TASK TO COMPLETE:
Go through the entries below and count the lines holding the word "factor". Reply with only the number, please.

--------------------------------

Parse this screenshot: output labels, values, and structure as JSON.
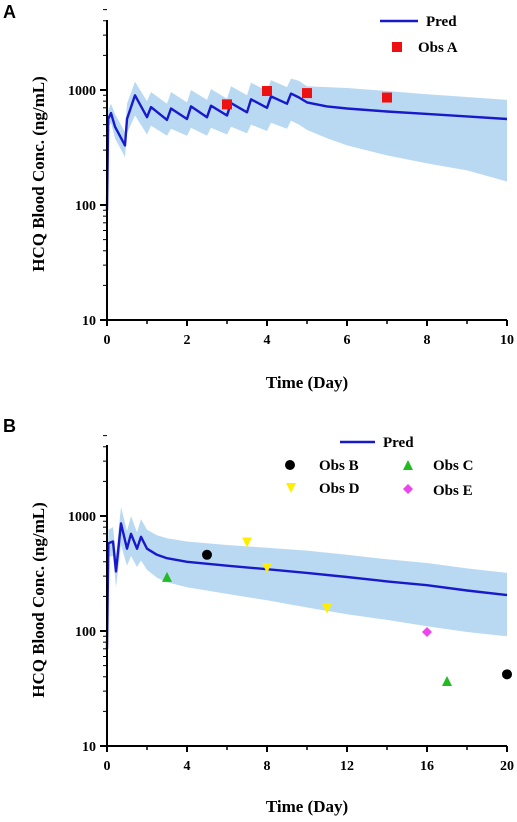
{
  "chart_data": [
    {
      "panel": "A",
      "type": "line",
      "xlabel": "Time (Day)",
      "ylabel": "HCQ Blood Conc. (ng/mL)",
      "yscale": "log",
      "xlim": [
        0,
        10
      ],
      "ylim": [
        10,
        5000
      ],
      "xticks": [
        "0",
        "2",
        "4",
        "6",
        "8",
        "10"
      ],
      "yticks": [
        "10",
        "100",
        "1000"
      ],
      "colors": {
        "pred": "#1919cc",
        "band": "#b9d9f2",
        "obsA": "#ee1111"
      },
      "series": [
        {
          "name": "Pred",
          "x": [
            0,
            0.03,
            0.1,
            0.2,
            0.45,
            0.5,
            0.7,
            1.0,
            1.1,
            1.5,
            1.6,
            2.0,
            2.1,
            2.5,
            2.6,
            3.0,
            3.1,
            3.5,
            3.6,
            4.0,
            4.1,
            4.5,
            4.6,
            4.8,
            5.0,
            5.5,
            6.0,
            7.0,
            8.0,
            9.0,
            10.0
          ],
          "y": [
            90,
            560,
            630,
            480,
            330,
            560,
            900,
            580,
            710,
            550,
            690,
            560,
            720,
            580,
            730,
            600,
            770,
            640,
            830,
            700,
            880,
            760,
            930,
            860,
            780,
            720,
            690,
            650,
            620,
            590,
            560
          ],
          "band_lower": [
            90,
            480,
            520,
            380,
            260,
            420,
            600,
            410,
            490,
            400,
            460,
            400,
            470,
            400,
            470,
            410,
            480,
            420,
            500,
            440,
            520,
            460,
            540,
            500,
            450,
            380,
            330,
            270,
            230,
            200,
            160
          ],
          "band_upper": [
            90,
            660,
            760,
            620,
            430,
            760,
            1180,
            800,
            960,
            760,
            960,
            780,
            1000,
            820,
            1020,
            840,
            1080,
            900,
            1160,
            980,
            1220,
            1060,
            1260,
            1200,
            1080,
            1060,
            1040,
            980,
            920,
            870,
            820
          ]
        },
        {
          "name": "Obs A",
          "x": [
            3,
            4,
            5,
            7
          ],
          "y": [
            750,
            980,
            940,
            860
          ]
        }
      ],
      "legend": {
        "placement": "top-right",
        "entries": [
          "Pred",
          "Obs A"
        ]
      }
    },
    {
      "panel": "B",
      "type": "line",
      "xlabel": "Time (Day)",
      "ylabel": "HCQ Blood Conc. (ng/mL)",
      "yscale": "log",
      "xlim": [
        0,
        20
      ],
      "ylim": [
        10,
        5000
      ],
      "xticks": [
        "0",
        "4",
        "8",
        "12",
        "16",
        "20"
      ],
      "yticks": [
        "10",
        "100",
        "1000"
      ],
      "colors": {
        "pred": "#1919cc",
        "band": "#b9d9f2",
        "obsB": "#000000",
        "obsC": "#22bb22",
        "obsD": "#ffee00",
        "obsE": "#ee44ee"
      },
      "series": [
        {
          "name": "Pred",
          "x": [
            0,
            0.07,
            0.3,
            0.45,
            0.7,
            1.0,
            1.2,
            1.5,
            1.7,
            2.0,
            2.5,
            3.0,
            4.0,
            6.0,
            8.0,
            10.0,
            12.0,
            14.0,
            16.0,
            18.0,
            20.0
          ],
          "y": [
            70,
            580,
            600,
            330,
            860,
            520,
            700,
            520,
            660,
            520,
            460,
            430,
            400,
            370,
            345,
            320,
            295,
            270,
            250,
            225,
            205
          ],
          "band_lower": [
            70,
            440,
            450,
            240,
            560,
            370,
            450,
            360,
            410,
            340,
            290,
            265,
            240,
            210,
            185,
            160,
            140,
            125,
            110,
            98,
            90
          ],
          "band_upper": [
            70,
            760,
            800,
            450,
            1200,
            740,
            1000,
            720,
            940,
            760,
            680,
            640,
            600,
            560,
            530,
            500,
            460,
            420,
            390,
            350,
            320
          ]
        },
        {
          "name": "Obs B",
          "x": [
            5,
            20
          ],
          "y": [
            460,
            42
          ]
        },
        {
          "name": "Obs C",
          "x": [
            3,
            17
          ],
          "y": [
            290,
            36
          ]
        },
        {
          "name": "Obs D",
          "x": [
            7,
            8,
            11
          ],
          "y": [
            600,
            360,
            160
          ]
        },
        {
          "name": "Obs E",
          "x": [
            16
          ],
          "y": [
            98
          ]
        }
      ],
      "legend": {
        "placement": "top-right",
        "entries": [
          "Pred",
          "Obs B",
          "Obs C",
          "Obs D",
          "Obs E"
        ]
      }
    }
  ]
}
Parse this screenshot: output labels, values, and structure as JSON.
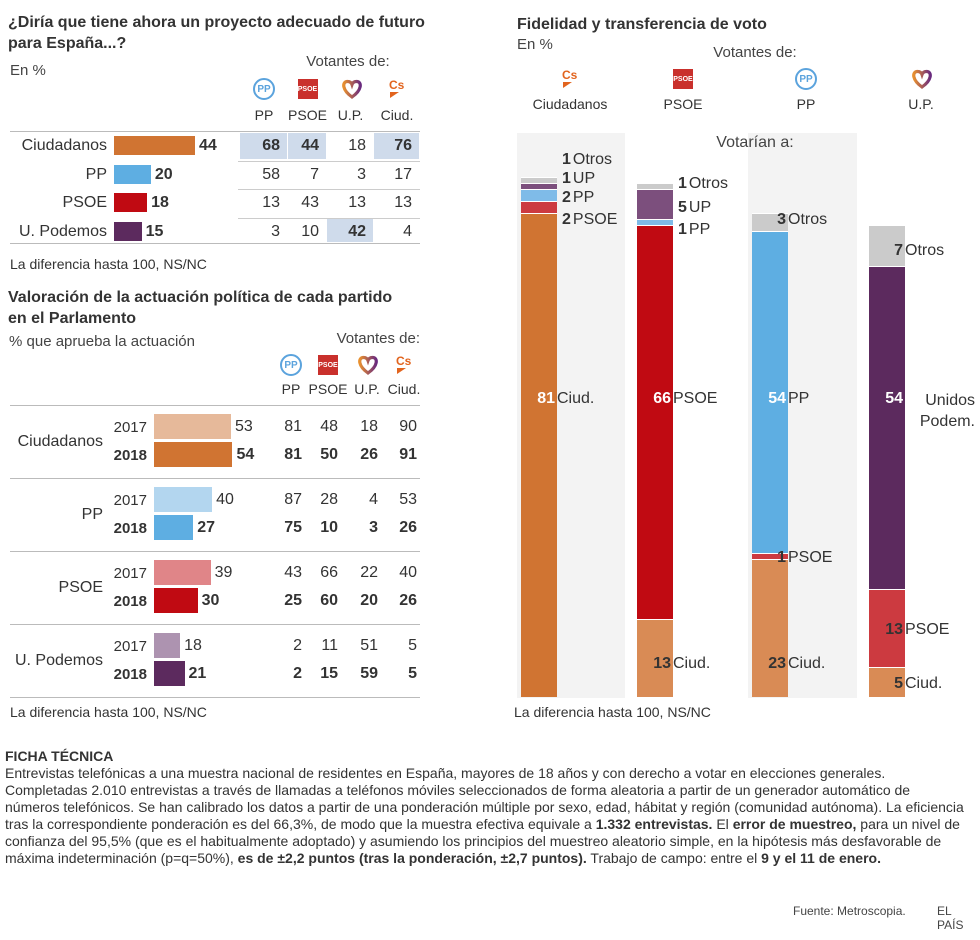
{
  "chart_data": [
    {
      "type": "table",
      "title": "¿Diría que tiene ahora un proyecto adecuado de futuro para España...?",
      "subtitle": "En %",
      "group_label": "Votantes de:",
      "columns": [
        "PP",
        "PSOE",
        "U.P.",
        "Ciud."
      ],
      "rows": [
        {
          "party": "Ciudadanos",
          "total": 44,
          "color": "#d07432",
          "values": [
            68,
            44,
            18,
            76
          ],
          "highlight": [
            true,
            true,
            false,
            true
          ]
        },
        {
          "party": "PP",
          "total": 20,
          "color": "#5eaee2",
          "values": [
            58,
            7,
            3,
            17
          ],
          "highlight": [
            false,
            false,
            false,
            false
          ]
        },
        {
          "party": "PSOE",
          "total": 18,
          "color": "#c00a12",
          "values": [
            13,
            43,
            13,
            13
          ],
          "highlight": [
            false,
            false,
            false,
            false
          ]
        },
        {
          "party": "U. Podemos",
          "total": 15,
          "color": "#5c2a5e",
          "values": [
            3,
            10,
            42,
            4
          ],
          "highlight": [
            false,
            false,
            true,
            false
          ]
        }
      ],
      "note": "La diferencia hasta 100, NS/NC"
    },
    {
      "type": "bar",
      "title": "Valoración de la actuación política de cada partido en el Parlamento",
      "subtitle": "% que aprueba la actuación",
      "group_label": "Votantes de:",
      "columns": [
        "PP",
        "PSOE",
        "U.P.",
        "Ciud."
      ],
      "years": [
        "2017",
        "2018"
      ],
      "rows": [
        {
          "party": "Ciudadanos",
          "color2017": "#e6b99a",
          "color2018": "#d07432",
          "y2017": {
            "total": 53,
            "values": [
              81,
              48,
              18,
              90
            ]
          },
          "y2018": {
            "total": 54,
            "values": [
              81,
              50,
              26,
              91
            ]
          }
        },
        {
          "party": "PP",
          "color2017": "#b3d6ef",
          "color2018": "#5eaee2",
          "y2017": {
            "total": 40,
            "values": [
              87,
              28,
              4,
              53
            ]
          },
          "y2018": {
            "total": 27,
            "values": [
              75,
              10,
              3,
              26
            ]
          }
        },
        {
          "party": "PSOE",
          "color2017": "#e08588",
          "color2018": "#c00a12",
          "y2017": {
            "total": 39,
            "values": [
              43,
              66,
              22,
              40
            ]
          },
          "y2018": {
            "total": 30,
            "values": [
              25,
              60,
              20,
              26
            ]
          }
        },
        {
          "party": "U. Podemos",
          "color2017": "#ad93b0",
          "color2018": "#5c2a5e",
          "y2017": {
            "total": 18,
            "values": [
              2,
              11,
              51,
              5
            ]
          },
          "y2018": {
            "total": 21,
            "values": [
              2,
              15,
              59,
              5
            ]
          }
        }
      ],
      "note": "La diferencia hasta 100, NS/NC"
    },
    {
      "type": "bar",
      "stacked": true,
      "title": "Fidelidad y transferencia de voto",
      "subtitle": "En %",
      "group_label": "Votantes de:",
      "inner_label": "Votarían a:",
      "note": "La diferencia hasta 100, NS/NC",
      "series": [
        {
          "name": "Ciudadanos",
          "segments": [
            {
              "value": 81,
              "label": "Ciud.",
              "color": "#d07432",
              "main": true
            },
            {
              "value": 2,
              "label": "PSOE",
              "color": "#cc3a40"
            },
            {
              "value": 2,
              "label": "PP",
              "color": "#7fbbe8"
            },
            {
              "value": 1,
              "label": "UP",
              "color": "#7c4f7d"
            },
            {
              "value": 1,
              "label": "Otros",
              "color": "#cbcbcb"
            }
          ]
        },
        {
          "name": "PSOE",
          "segments": [
            {
              "value": 13,
              "label": "Ciud.",
              "color": "#d98b55"
            },
            {
              "value": 66,
              "label": "PSOE",
              "color": "#c00a12",
              "main": true
            },
            {
              "value": 1,
              "label": "PP",
              "color": "#7fbbe8"
            },
            {
              "value": 5,
              "label": "UP",
              "color": "#7c4f7d"
            },
            {
              "value": 1,
              "label": "Otros",
              "color": "#cbcbcb"
            }
          ]
        },
        {
          "name": "PP",
          "segments": [
            {
              "value": 23,
              "label": "Ciud.",
              "color": "#d98b55"
            },
            {
              "value": 1,
              "label": "PSOE",
              "color": "#cc3a40"
            },
            {
              "value": 54,
              "label": "PP",
              "color": "#5eaee2",
              "main": true
            },
            {
              "value": 3,
              "label": "Otros",
              "color": "#cbcbcb"
            }
          ]
        },
        {
          "name": "U.P.",
          "segments": [
            {
              "value": 5,
              "label": "Ciud.",
              "color": "#d98b55"
            },
            {
              "value": 13,
              "label": "PSOE",
              "color": "#cc3a40"
            },
            {
              "value": 54,
              "label": "Unidos Podem.",
              "color": "#5c2a5e",
              "main": true
            },
            {
              "value": 7,
              "label": "Otros",
              "color": "#cbcbcb"
            }
          ]
        }
      ]
    }
  ],
  "icons": {
    "pp": "PP",
    "psoe": "PSOE",
    "cs": "Cs"
  },
  "ficha": {
    "title": "FICHA TÉCNICA",
    "p1": "Entrevistas telefónicas a una muestra nacional de residentes en España, mayores de 18 años y con derecho a votar en elecciones generales. Completadas 2.010 entrevistas a través de llamadas a teléfonos móviles seleccionados de forma aleatoria a partir de un generador automático de números telefónicos. Se han calibrado los datos a partir de una ponderación múltiple por sexo, edad, hábitat y región (comunidad autónoma).  La eficiencia tras la correspondiente ponderación es del 66,3%, de modo que la muestra efectiva equivale a ",
    "b1": "1.332 entrevistas.",
    "p2": " El ",
    "b2": "error de muestreo,",
    "p3": " para un nivel de confianza del 95,5% (que es el habitualmente adoptado) y asumiendo los principios del muestreo aleatorio simple, en la hipótesis más desfavorable de máxima indeterminación (p=q=50%), ",
    "b3": "es de ±2,2 puntos (tras la ponderación, ±2,7 puntos).",
    "p4": " Trabajo de campo: entre el ",
    "b4": "9 y el 11 de enero."
  },
  "footer": {
    "source": "Fuente: Metroscopia.",
    "brand": "EL PAÍS"
  }
}
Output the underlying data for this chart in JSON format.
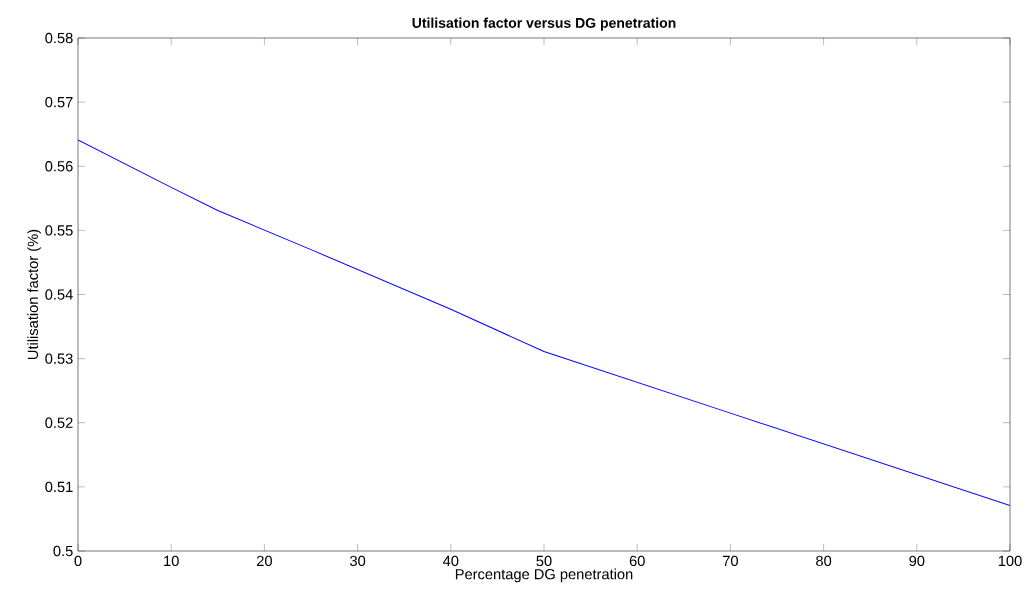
{
  "chart_data": {
    "type": "line",
    "title": "Utilisation factor versus DG penetration",
    "xlabel": "Percentage DG penetration",
    "ylabel": "Utilisation factor (%)",
    "x": [
      0,
      10,
      15,
      25,
      40,
      50,
      70,
      100
    ],
    "series": [
      {
        "color": "#0000ff",
        "values": [
          0.5641,
          0.5567,
          0.5531,
          0.547,
          0.5377,
          0.5311,
          0.5215,
          0.5071
        ]
      }
    ],
    "xlim": [
      0,
      100
    ],
    "ylim": [
      0.5,
      0.58
    ],
    "xticks": [
      0,
      10,
      20,
      30,
      40,
      50,
      60,
      70,
      80,
      90,
      100
    ],
    "yticks": [
      0.5,
      0.51,
      0.52,
      0.53,
      0.54,
      0.55,
      0.56,
      0.57,
      0.58
    ],
    "marker": "none",
    "line_style": "solid"
  }
}
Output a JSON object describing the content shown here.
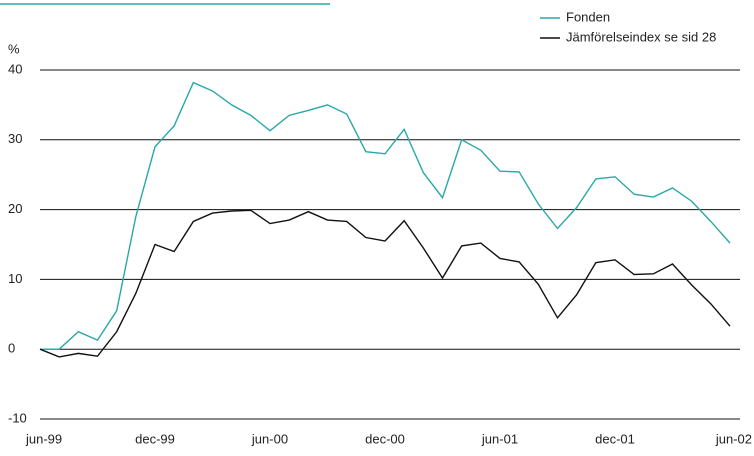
{
  "chart_data": {
    "type": "line",
    "y_label": "%",
    "categories": [
      "jun-99",
      null,
      null,
      null,
      null,
      null,
      "dec-99",
      null,
      null,
      null,
      null,
      null,
      "jun-00",
      null,
      null,
      null,
      null,
      null,
      "dec-00",
      null,
      null,
      null,
      null,
      null,
      "jun-01",
      null,
      null,
      null,
      null,
      null,
      "dec-01",
      null,
      null,
      null,
      null,
      null,
      "jun-02"
    ],
    "series": [
      {
        "name": "Fonden",
        "color": "#2aa8a8",
        "values": [
          0,
          0,
          2.5,
          1.3,
          5.5,
          19,
          29,
          32,
          38.2,
          37,
          35,
          33.5,
          31.3,
          33.5,
          34.2,
          35,
          33.7,
          28.3,
          28,
          31.5,
          25.3,
          21.7,
          30,
          28.5,
          25.5,
          25.4,
          20.8,
          17.3,
          20.3,
          24.4,
          24.7,
          22.2,
          21.8,
          23.1,
          21.2,
          18.3,
          15.2
        ]
      },
      {
        "name": "Jämförelseindex se sid 28",
        "color": "#111111",
        "values": [
          0,
          -1.1,
          -0.6,
          -1,
          2.5,
          8,
          15,
          14,
          18.3,
          19.5,
          19.8,
          19.9,
          18,
          18.5,
          19.7,
          18.5,
          18.3,
          16,
          15.5,
          18.4,
          14.5,
          10.2,
          14.8,
          15.2,
          13,
          12.5,
          9.3,
          4.5,
          7.8,
          12.4,
          12.8,
          10.7,
          10.8,
          12.2,
          9.2,
          6.5,
          3.3
        ]
      }
    ],
    "ylim": [
      -10,
      40
    ],
    "yticks": [
      -10,
      0,
      10,
      20,
      30,
      40
    ],
    "grid": true,
    "legend": "top-right"
  }
}
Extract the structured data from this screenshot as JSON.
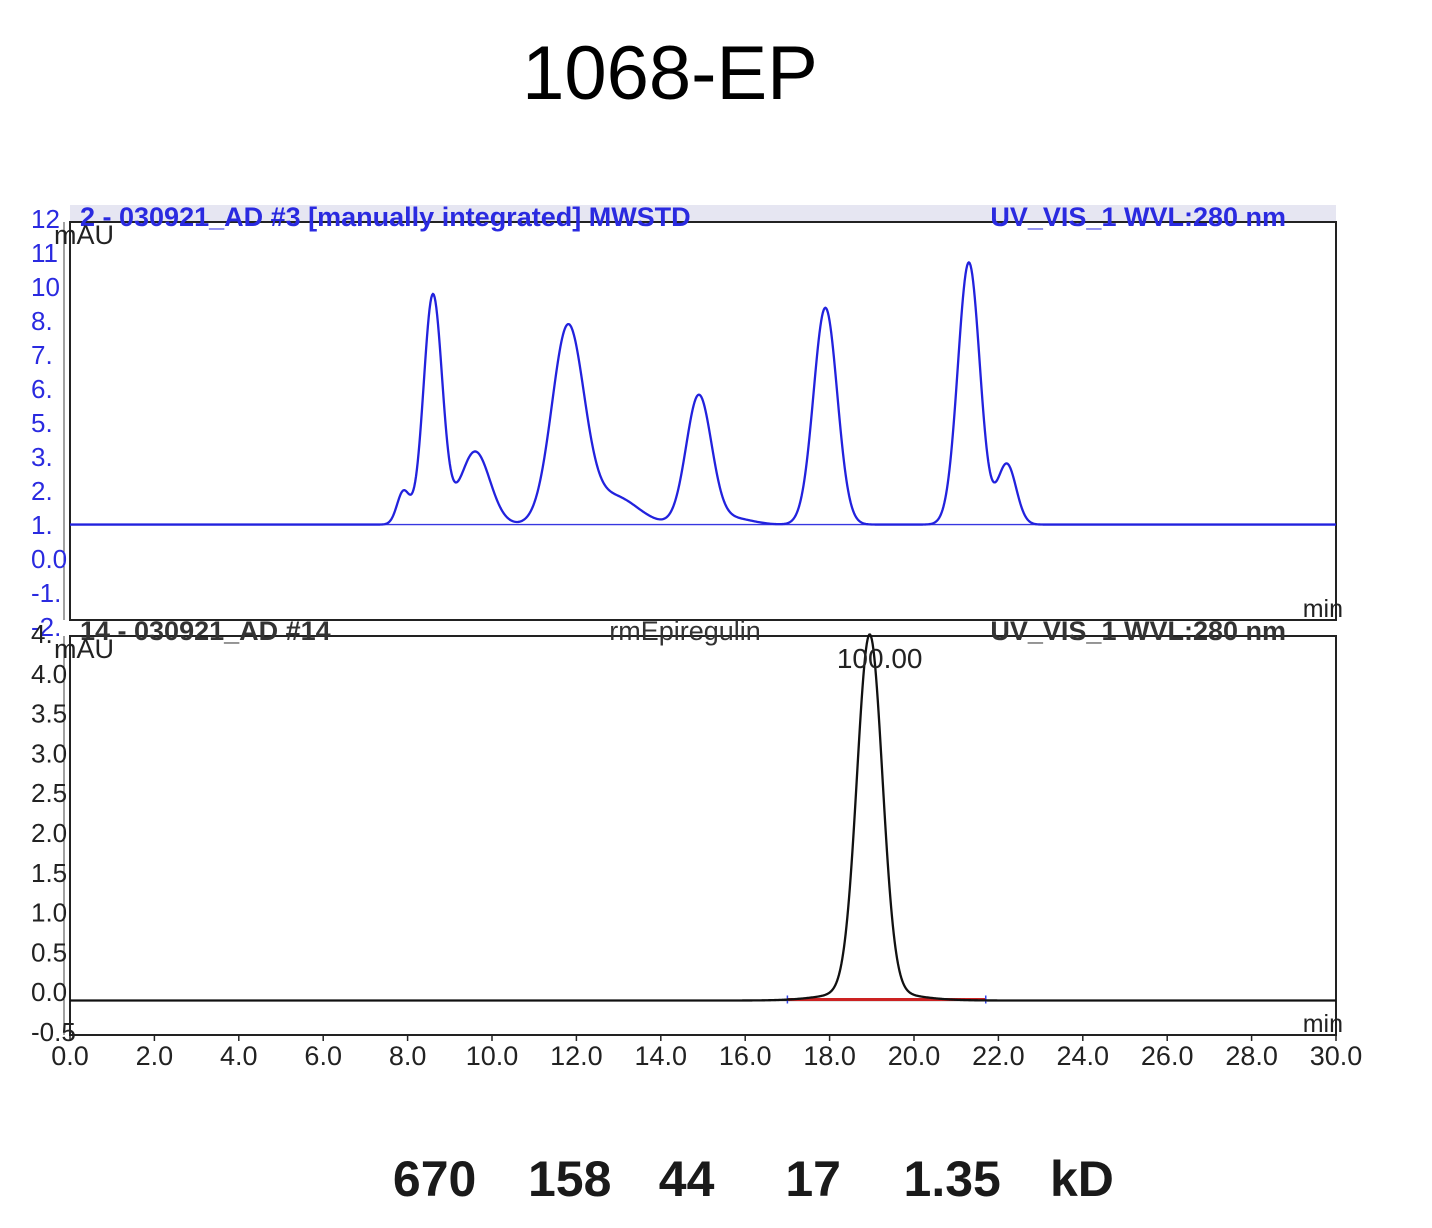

--------------------------------

SOLVED EXERCISE:
2